■ **Exercise description**: Without including any pictures, copy each entry below exactly.

■ **Listed entries**:
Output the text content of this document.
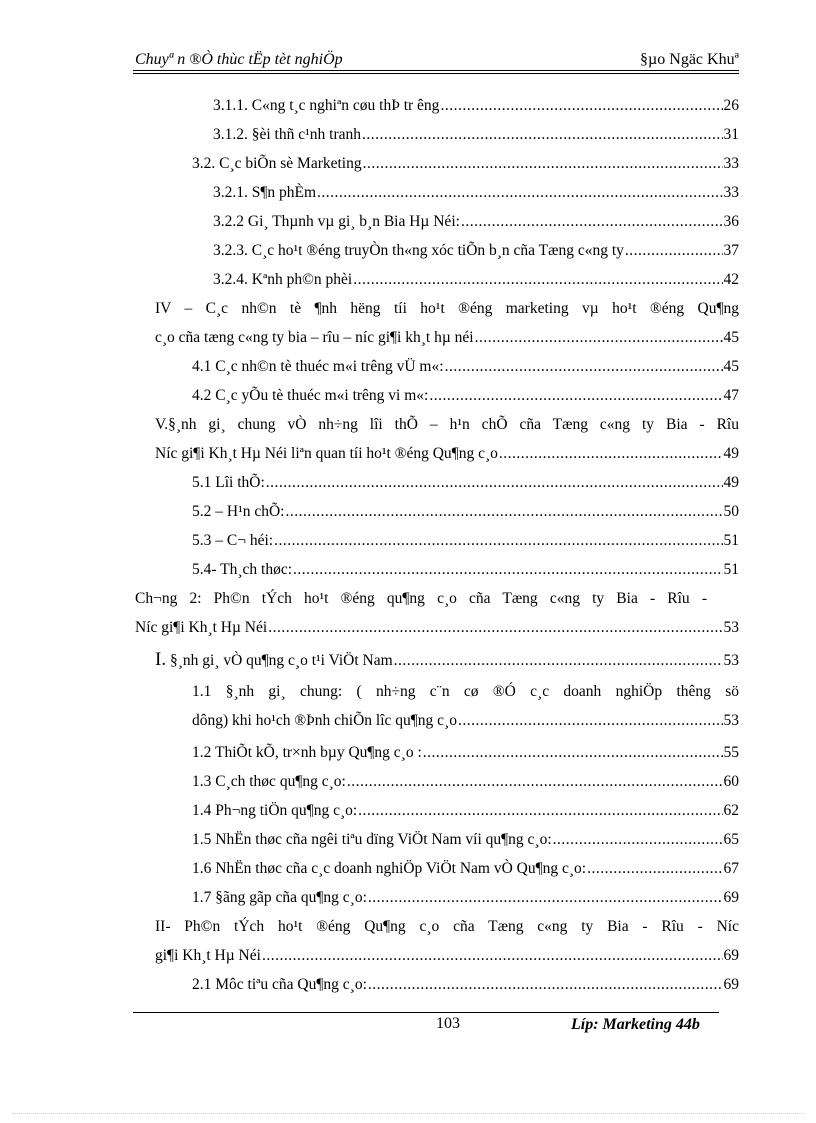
Chuyª n ®Ò thùc tËp tèt nghiÖp	§µo Ngäc Khuª
3.1.1. C«ng t¸c nghiªn cøu thÞ tr êng .....	26
3.1.2. §èi thñ c¹nh tranh .....	31
3.2. C¸c biÕn sè Marketing .....	33
3.2.1. S¶n phÈm .....	33
3.2.2 Gi¸ Thµnh vµ gi¸ b¸n Bia Hµ Néi: .....	36
3.2.3. C¸c ho¹t ®éng truyÒn th«ng xóc tiÕn b¸n cña Tæng c«ng ty .....	37
3.2.4. Kªnh ph©n phèi .....	42
IV – C¸c nh©n tè ¶nh hëng tíi ho¹t ®éng marketing vµ ho¹t ®éng Qu¶ng
c¸o cña tæng c«ng ty bia – rîu – níc gi¶i kh¸t hµ néi .....	45
4.1 C¸c nh©n tè thuéc m«i trêng vÜ m«: .....	45
4.2 C¸c yÕu tè thuéc m«i trêng vi m«: .....	47
V.§¸nh gi¸ chung vÒ nh÷ng lîi thÕ – h¹n chÕ cña Tæng c«ng ty Bia - Rîu
Níc gi¶i Kh¸t Hµ Néi liªn quan tíi ho¹t ®éng Qu¶ng c¸o .....	49
5.1 Lîi thÕ: .....	49
5.2 – H¹n chÕ: .....	50
5.3 – C¬ héi: .....	51
5.4- Th¸ch thøc: .....	51
Ch¬ng 2: Ph©n tÝch ho¹t ®éng qu¶ng c¸o cña Tæng c«ng ty Bia - Rîu -
Níc gi¶i Kh¸t Hµ Néi .....	53
I. §¸nh gi¸ vÒ qu¶ng c¸o t¹i ViÖt Nam .....	53
1.1 §¸nh gi¸ chung: ( nh÷ng c¨n cø ®Ó c¸c doanh nghiÖp thêng sö
dông) khi ho¹ch ®Þnh chiÕn lîc qu¶ng c¸o .....	53
1.2 ThiÕt kÕ, tr×nh bµy Qu¶ng c¸o : .....	55
1.3 C¸ch thøc qu¶ng c¸o: .....	60
1.4 Ph¬ng tiÖn qu¶ng c¸o: .....	62
1.5 NhËn thøc cña ngêi tiªu dïng ViÖt Nam víi qu¶ng c¸o: .....	65
1.6 NhËn thøc cña c¸c doanh nghiÖp ViÖt Nam vÒ Qu¶ng c¸o: .....	67
1.7 §ãng gãp cña qu¶ng c¸o: .....	69
II- Ph©n tÝch ho¹t ®éng Qu¶ng c¸o cña Tæng c«ng ty Bia - Rîu - Níc
gi¶i Kh¸t Hµ Néi .....	69
2.1 Môc tiªu cña Qu¶ng c¸o: .....	69
103	Líp: Marketing 44b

■ **The answer**:
Output the text content of this document.
Chuyª n ®Ò thùc tËp tèt nghiÖp	§µo Ngäc Khuª
3.1.1. C«ng t¸c nghiªn cøu thÞ tr êng .....	26
3.1.2. §èi thñ c¹nh tranh .....	31
3.2. C¸c biÕn sè Marketing .....	33
3.2.1. S¶n phÈm .....	33
3.2.2 Gi¸ Thµnh vµ gi¸ b¸n Bia Hµ Néi: .....	36
3.2.3. C¸c ho¹t ®éng truyÒn th«ng xóc tiÕn b¸n cña Tæng c«ng ty .....	37
3.2.4. Kªnh ph©n phèi .....	42
IV – C¸c nh©n tè ¶nh hëng tíi ho¹t ®éng marketing vµ ho¹t ®éng Qu¶ng
c¸o cña tæng c«ng ty bia – rîu – níc gi¶i kh¸t hµ néi .....	45
4.1 C¸c nh©n tè thuéc m«i trêng vÜ m«: .....	45
4.2 C¸c yÕu tè thuéc m«i trêng vi m«: .....	47
V.§¸nh gi¸ chung vÒ nh÷ng lîi thÕ – h¹n chÕ cña Tæng c«ng ty Bia - Rîu
Níc gi¶i Kh¸t Hµ Néi liªn quan tíi ho¹t ®éng Qu¶ng c¸o .....	49
5.1 Lîi thÕ: .....	49
5.2 – H¹n chÕ: .....	50
5.3 – C¬ héi: .....	51
5.4- Th¸ch thøc: .....	51
Ch¬ng 2: Ph©n tÝch ho¹t ®éng qu¶ng c¸o cña Tæng c«ng ty Bia - Rîu -
Níc gi¶i Kh¸t Hµ Néi .....	53
I. §¸nh gi¸ vÒ qu¶ng c¸o t¹i ViÖt Nam .....	53
1.1 §¸nh gi¸ chung: ( nh÷ng c¨n cø ®Ó c¸c doanh nghiÖp thêng sö
dông) khi ho¹ch ®Þnh chiÕn lîc qu¶ng c¸o .....	53
1.2 ThiÕt kÕ, tr×nh bµy Qu¶ng c¸o : .....	55
1.3 C¸ch thøc qu¶ng c¸o: .....	60
1.4 Ph¬ng tiÖn qu¶ng c¸o: .....	62
1.5 NhËn thøc cña ngêi tiªu dïng ViÖt Nam víi qu¶ng c¸o: .....	65
1.6 NhËn thøc cña c¸c doanh nghiÖp ViÖt Nam vÒ Qu¶ng c¸o: .....	67
1.7 §ãng gãp cña qu¶ng c¸o: .....	69
II- Ph©n tÝch ho¹t ®éng Qu¶ng c¸o cña Tæng c«ng ty Bia - Rîu - Níc
gi¶i Kh¸t Hµ Néi .....	69
2.1 Môc tiªu cña Qu¶ng c¸o: .....	69
103	Líp: Marketing 44b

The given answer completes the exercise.